-- START Supplied records --

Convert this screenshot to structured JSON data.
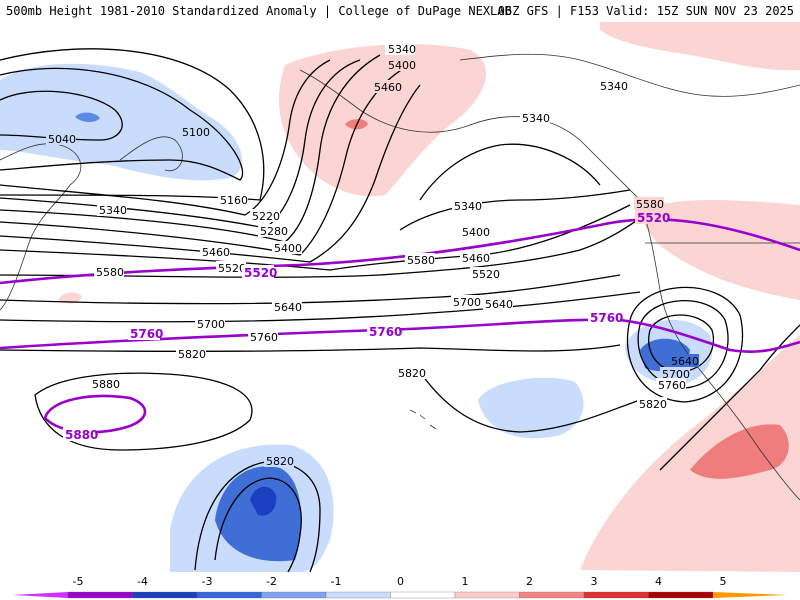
{
  "header": {
    "title": "500mb Height 1981-2010 Standardized Anomaly | College of DuPage NEXLAB",
    "run_info": "06Z GFS | F153 Valid: 15Z SUN NOV 23 2025"
  },
  "colors": {
    "height_contour": "#000000",
    "highlight_contour": "#9900cc",
    "coastline": "#333333"
  },
  "contour_labels": [
    "5340",
    "5400",
    "5460",
    "5340",
    "5340",
    "5040",
    "5100",
    "5160",
    "5220",
    "5280",
    "5340",
    "5400",
    "5460",
    "5520",
    "5580",
    "5580",
    "5520",
    "5460",
    "5400",
    "5340",
    "5580",
    "5640",
    "5700",
    "5640",
    "5700",
    "5760",
    "5820",
    "5820",
    "5880",
    "5820",
    "5640",
    "5700",
    "5760",
    "5820"
  ],
  "highlight_labels": [
    "5520",
    "5520",
    "5760",
    "5760",
    "5760",
    "5880"
  ],
  "colorbar": {
    "ticks": [
      "-5",
      "-4",
      "-3",
      "-2",
      "-1",
      "0",
      "1",
      "2",
      "3",
      "4",
      "5"
    ],
    "colors": [
      "#cc33ff",
      "#9900cc",
      "#1a3fbf",
      "#3366dd",
      "#7fa3f0",
      "#c9dcfb",
      "#ffffff",
      "#ffcccc",
      "#f58585",
      "#e03030",
      "#aa0000",
      "#ff9900"
    ]
  }
}
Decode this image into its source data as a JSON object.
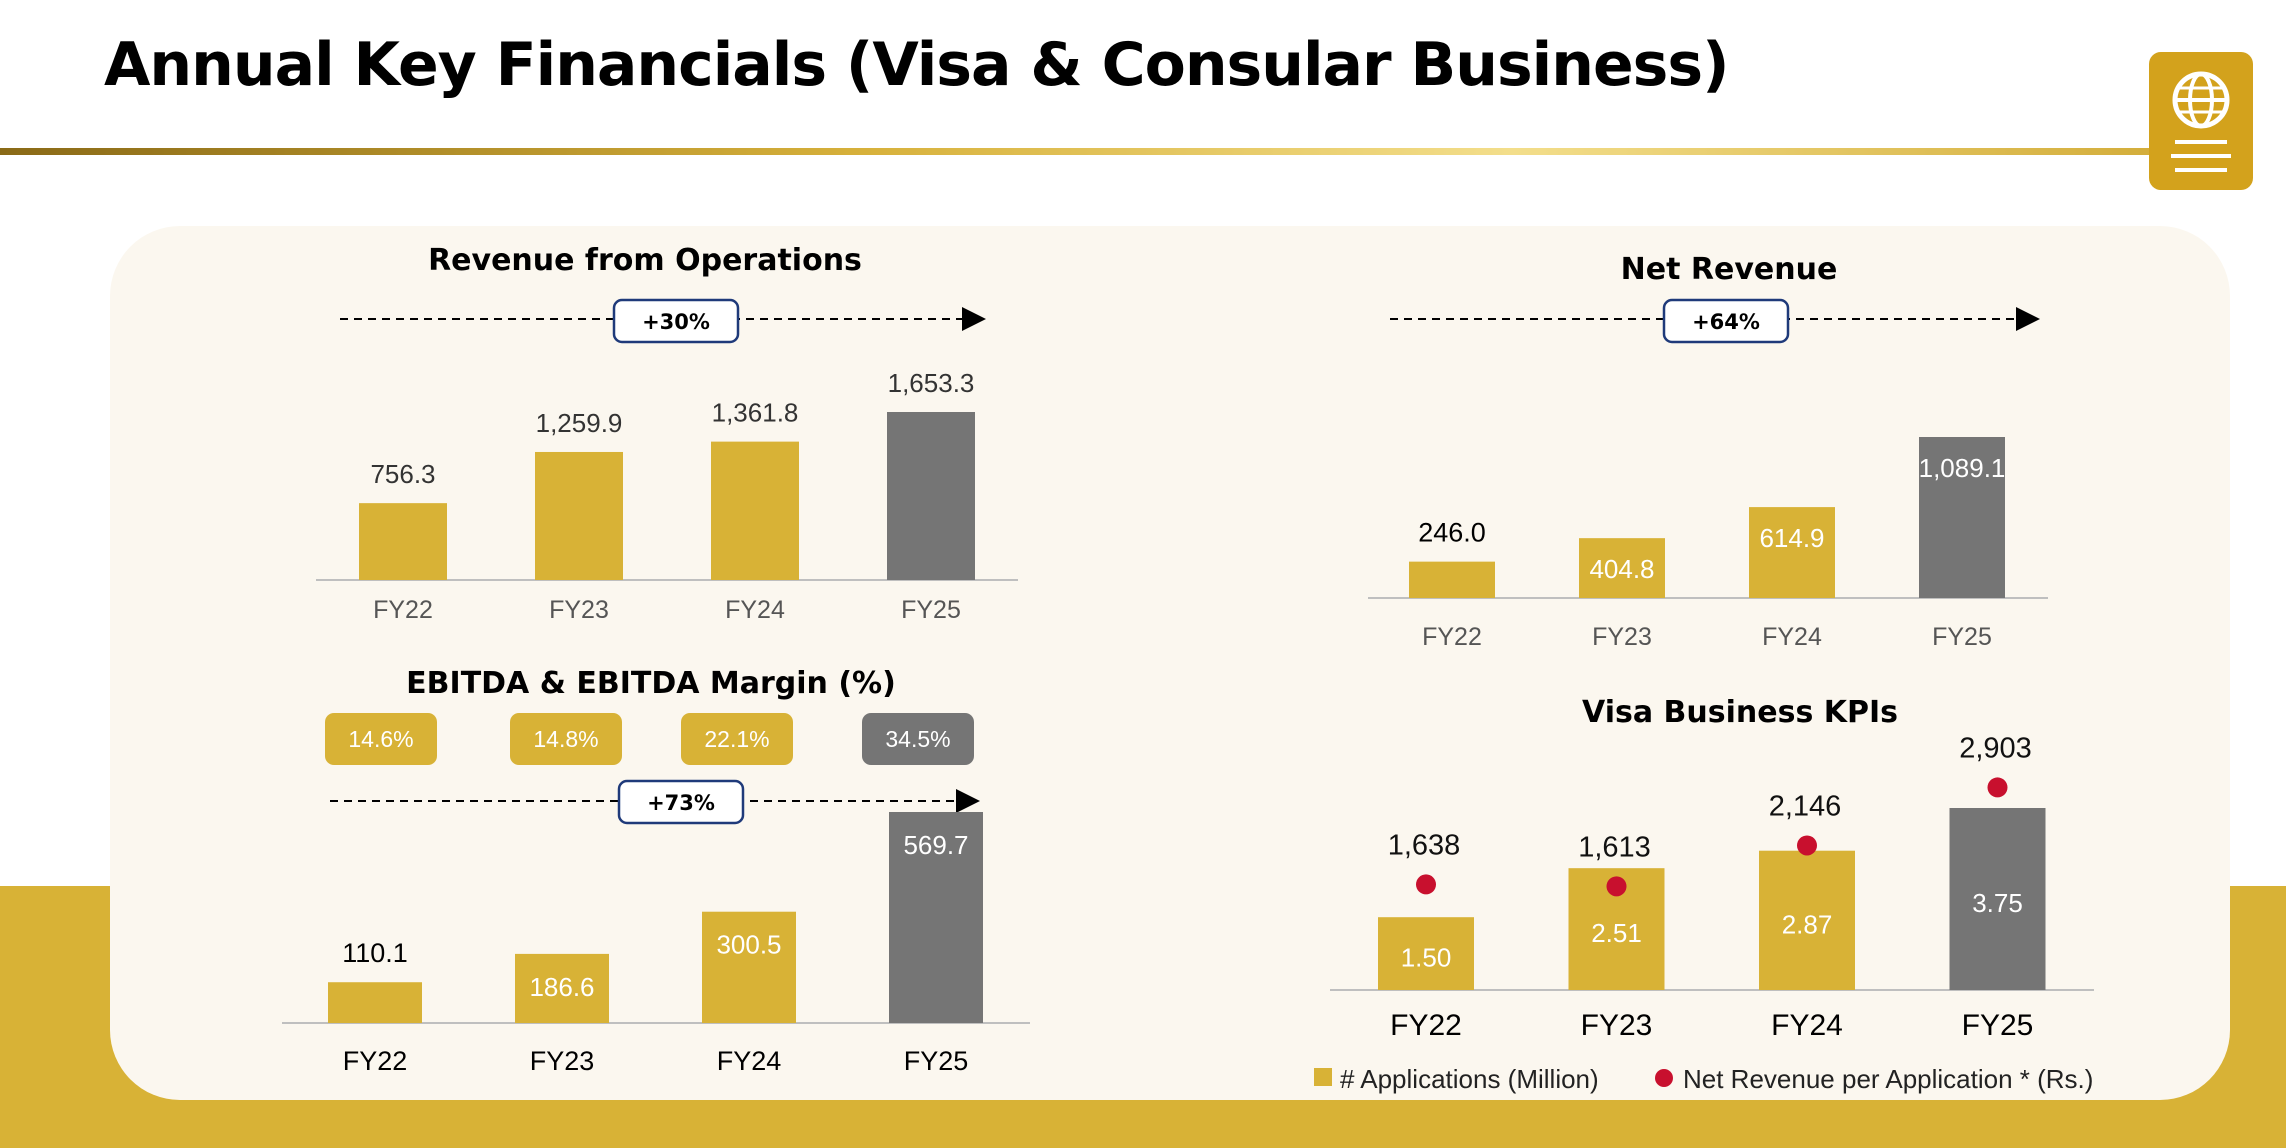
{
  "page": {
    "title": "Annual Key Financials (Visa & Consular Business)"
  },
  "colors": {
    "gold": "#d8b236",
    "grey": "#757575",
    "red": "#c8102e",
    "navy": "#1f3a7a",
    "panel": "#fbf7ef"
  },
  "icon": "globe-document-icon",
  "chart_data": [
    {
      "id": "revenue",
      "type": "bar",
      "title": "Revenue from Operations",
      "categories": [
        "FY22",
        "FY23",
        "FY24",
        "FY25"
      ],
      "values": [
        756.3,
        1259.9,
        1361.8,
        1653.3
      ],
      "value_labels": [
        "756.3",
        "1,259.9",
        "1,361.8",
        "1,653.3"
      ],
      "growth_label": "+30%",
      "ylim": [
        0,
        1653.3
      ],
      "highlight_last": true
    },
    {
      "id": "net_revenue",
      "type": "bar",
      "title": "Net Revenue",
      "categories": [
        "FY22",
        "FY23",
        "FY24",
        "FY25"
      ],
      "values": [
        246.0,
        404.8,
        614.9,
        1089.1
      ],
      "value_labels": [
        "246.0",
        "404.8",
        "614.9",
        "1,089.1"
      ],
      "growth_label": "+64%",
      "ylim": [
        0,
        1089.1
      ],
      "highlight_last": true
    },
    {
      "id": "ebitda",
      "type": "bar",
      "title": "EBITDA & EBITDA Margin (%)",
      "categories": [
        "FY22",
        "FY23",
        "FY24",
        "FY25"
      ],
      "values": [
        110.1,
        186.6,
        300.5,
        569.7
      ],
      "value_labels": [
        "110.1",
        "186.6",
        "300.5",
        "569.7"
      ],
      "margins": [
        "14.6%",
        "14.8%",
        "22.1%",
        "34.5%"
      ],
      "growth_label": "+73%",
      "ylim": [
        0,
        569.7
      ],
      "highlight_last": true
    },
    {
      "id": "visa_kpis",
      "type": "bar",
      "title": "Visa Business KPIs",
      "categories": [
        "FY22",
        "FY23",
        "FY24",
        "FY25"
      ],
      "series": [
        {
          "name": "# Applications (Million)",
          "values": [
            1.5,
            2.51,
            2.87,
            3.75
          ],
          "value_labels": [
            "1.50",
            "2.51",
            "2.87",
            "3.75"
          ]
        },
        {
          "name": "Net Revenue per Application * (Rs.)",
          "values": [
            1638,
            1613,
            2146,
            2903
          ],
          "value_labels": [
            "1,638",
            "1,613",
            "2,146",
            "2,903"
          ]
        }
      ],
      "legend_position": "bottom",
      "highlight_last": true
    }
  ]
}
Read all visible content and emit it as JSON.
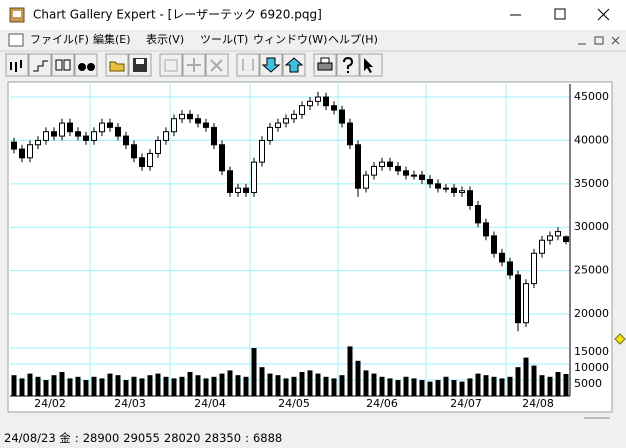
{
  "window": {
    "title": "Chart Gallery Expert - [レーザーテック 6920.pqg]"
  },
  "menu": {
    "items": [
      "ファイル(F)",
      "編集(E)",
      "表示(V)",
      "ツール(T)",
      "ウィンドウ(W)",
      "ヘルプ(H)"
    ]
  },
  "chart_data": {
    "type": "candlestick",
    "open": [
      39800,
      39000,
      38000,
      39500,
      40000,
      41000,
      40500,
      42000,
      41000,
      40500,
      40000,
      41000,
      42000,
      41500,
      40500,
      39500,
      38000,
      37000,
      38500,
      40000,
      41000,
      42500,
      43000,
      42500,
      42000,
      41500,
      39500,
      36500,
      34000,
      34500,
      34000,
      37500,
      40000,
      41500,
      42000,
      42500,
      43000,
      44000,
      44500,
      45000,
      44000,
      43500,
      42000,
      39500,
      34500,
      36000,
      37000,
      37500,
      37000,
      36500,
      36000,
      36000,
      35500,
      35000,
      34500,
      34500,
      34000,
      34200,
      32500,
      30500,
      29000,
      27000,
      26000,
      24500,
      19000,
      23500,
      27000,
      28500,
      29000,
      28900
    ],
    "high": [
      40300,
      39500,
      40000,
      40500,
      41500,
      41500,
      42500,
      42500,
      41500,
      41000,
      41500,
      42500,
      42500,
      42000,
      41000,
      40000,
      38500,
      39000,
      40500,
      41500,
      43000,
      43500,
      43500,
      43000,
      42500,
      42000,
      40000,
      37000,
      35000,
      35000,
      38000,
      40500,
      42000,
      42500,
      43000,
      43500,
      44500,
      45000,
      45600,
      45500,
      44500,
      44000,
      42500,
      40000,
      36500,
      37500,
      38000,
      38000,
      37500,
      37000,
      36500,
      36500,
      36000,
      35500,
      35000,
      35000,
      34700,
      34700,
      33000,
      31000,
      29500,
      27500,
      26500,
      25000,
      24000,
      27500,
      29000,
      29500,
      30000,
      29055
    ],
    "low": [
      38500,
      37500,
      37500,
      39000,
      39500,
      40000,
      40000,
      40500,
      40000,
      39500,
      39500,
      40500,
      41000,
      40000,
      39000,
      37500,
      36500,
      36500,
      38000,
      39500,
      40500,
      42000,
      42000,
      41500,
      41000,
      39000,
      36000,
      33500,
      33500,
      33500,
      33500,
      37000,
      39500,
      41000,
      41500,
      42000,
      42500,
      43500,
      44000,
      43500,
      43000,
      41500,
      39000,
      33500,
      34000,
      35500,
      36500,
      36500,
      36000,
      35500,
      35500,
      35000,
      34500,
      34000,
      34000,
      33500,
      33500,
      32000,
      30000,
      28500,
      26500,
      25500,
      24000,
      18000,
      18500,
      23000,
      26500,
      28000,
      28500,
      28020
    ],
    "close": [
      39000,
      38000,
      39500,
      40000,
      41000,
      40500,
      42000,
      41000,
      40500,
      40000,
      41000,
      42000,
      41500,
      40500,
      39500,
      38000,
      37000,
      38500,
      40000,
      41000,
      42500,
      43000,
      42500,
      42000,
      41500,
      39500,
      36500,
      34000,
      34500,
      34000,
      37500,
      40000,
      41500,
      42000,
      42500,
      43000,
      44000,
      44500,
      45000,
      44000,
      43500,
      42000,
      39500,
      34500,
      36000,
      37000,
      37500,
      37000,
      36500,
      36000,
      36000,
      35500,
      35000,
      34500,
      34500,
      34000,
      34200,
      32500,
      30500,
      29000,
      27000,
      26000,
      24500,
      19000,
      23500,
      27000,
      28500,
      29000,
      29500,
      28350
    ],
    "volume": [
      6500,
      5500,
      7000,
      6000,
      5000,
      6500,
      7500,
      5500,
      6000,
      5000,
      6000,
      5500,
      7000,
      6500,
      5000,
      6000,
      5500,
      6500,
      7000,
      6000,
      5500,
      6000,
      7500,
      6500,
      5500,
      6000,
      7000,
      8000,
      6500,
      6000,
      15000,
      9000,
      7000,
      6500,
      5500,
      6000,
      7500,
      8000,
      7000,
      6000,
      5500,
      6500,
      15500,
      11000,
      8000,
      7000,
      6000,
      5500,
      5000,
      6000,
      5500,
      5000,
      4500,
      5000,
      6000,
      5000,
      4500,
      5500,
      7000,
      6500,
      6000,
      5500,
      6000,
      9000,
      12000,
      9500,
      6500,
      6000,
      7500,
      6888
    ],
    "months": [
      {
        "label": "24/02",
        "start": 0,
        "end": 10
      },
      {
        "label": "24/03",
        "start": 10,
        "end": 20
      },
      {
        "label": "24/04",
        "start": 20,
        "end": 30
      },
      {
        "label": "24/05",
        "start": 30,
        "end": 41
      },
      {
        "label": "24/06",
        "start": 41,
        "end": 52
      },
      {
        "label": "24/07",
        "start": 52,
        "end": 62
      },
      {
        "label": "24/08",
        "start": 62,
        "end": 70
      }
    ],
    "ylim": [
      15000,
      46500
    ],
    "yticks": [
      20000,
      25000,
      30000,
      35000,
      40000,
      45000
    ],
    "y2lim": [
      0,
      15000
    ],
    "y2ticks": [
      5000,
      10000,
      15000
    ],
    "grid": true,
    "grid_color": "#9cf0f8",
    "up_color": "#ffffff",
    "down_color": "#000000",
    "volume_color": "#000000"
  },
  "status": {
    "date": "24/08/23 金",
    "separator": ":"
  }
}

-- END Supplied records --

_Work to complete_. Which lines above contain the word "title"? Copy each of them.

_Response to the exercise_.
    "title": "500mb Height 1981-2010 Standardized Anomaly | College of DuPage NEXLAB",
    "title": "Annual Key Financials (Visa & Consular Business)"
      "title": "Revenue from Operations",
      "title": "Net Revenue",
      "title": "EBITDA & EBITDA Margin (%)",
      "title": "Visa Business KPIs",
    "title": "Chart Gallery Expert - [レーザーテック 6920.pqg]"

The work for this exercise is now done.